- **Dataset entries**:
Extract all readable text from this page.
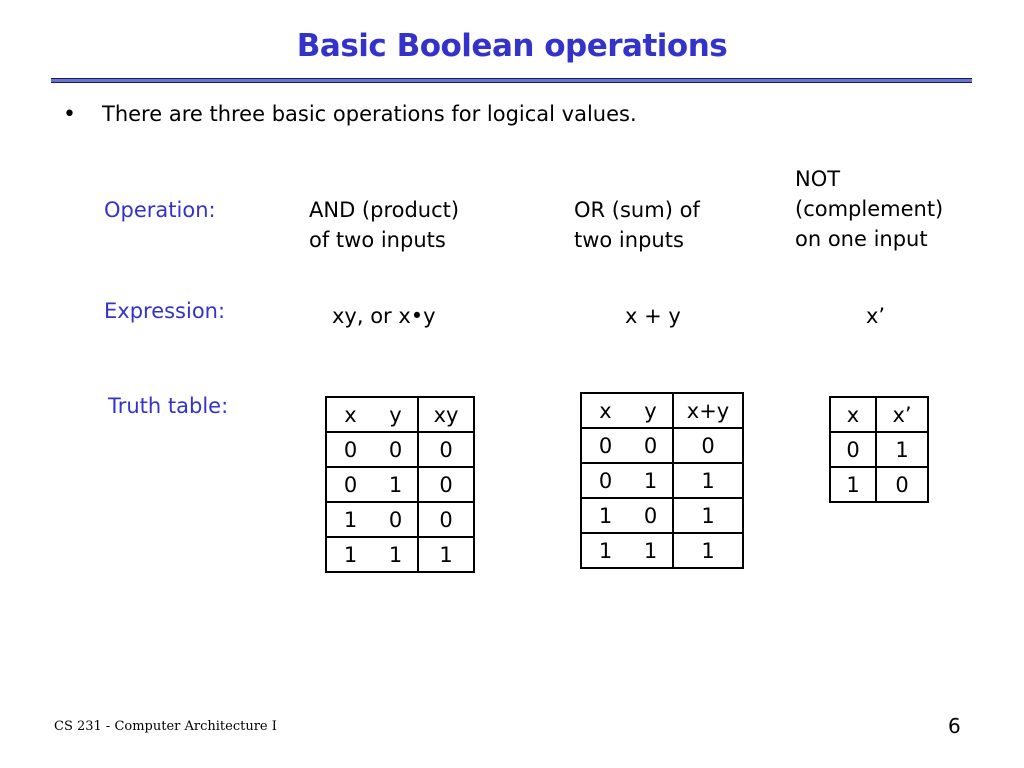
Basic Boolean operations
• There are three basic operations for logical values.
Operation:
Expression:
Truth table:
AND (product)
of two inputs
OR (sum) of
two inputs
NOT
(complement)
on one input
xy, or x•y	x + y	x’
x	y	xy
0	0	0
0	1	0
1	0	0
1	1	1
x	y	x+y
0	0	0
0	1	1
1	0	1
1	1	1
x	x’
0	1
1	0
CS 231 - Computer Architecture I	6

- **What the exercise asks**:
Find the word "operations" in the entries, and copy every line it shows up in.

- **Written answer**:
Basic Boolean operations
• There are three basic operations for logical values.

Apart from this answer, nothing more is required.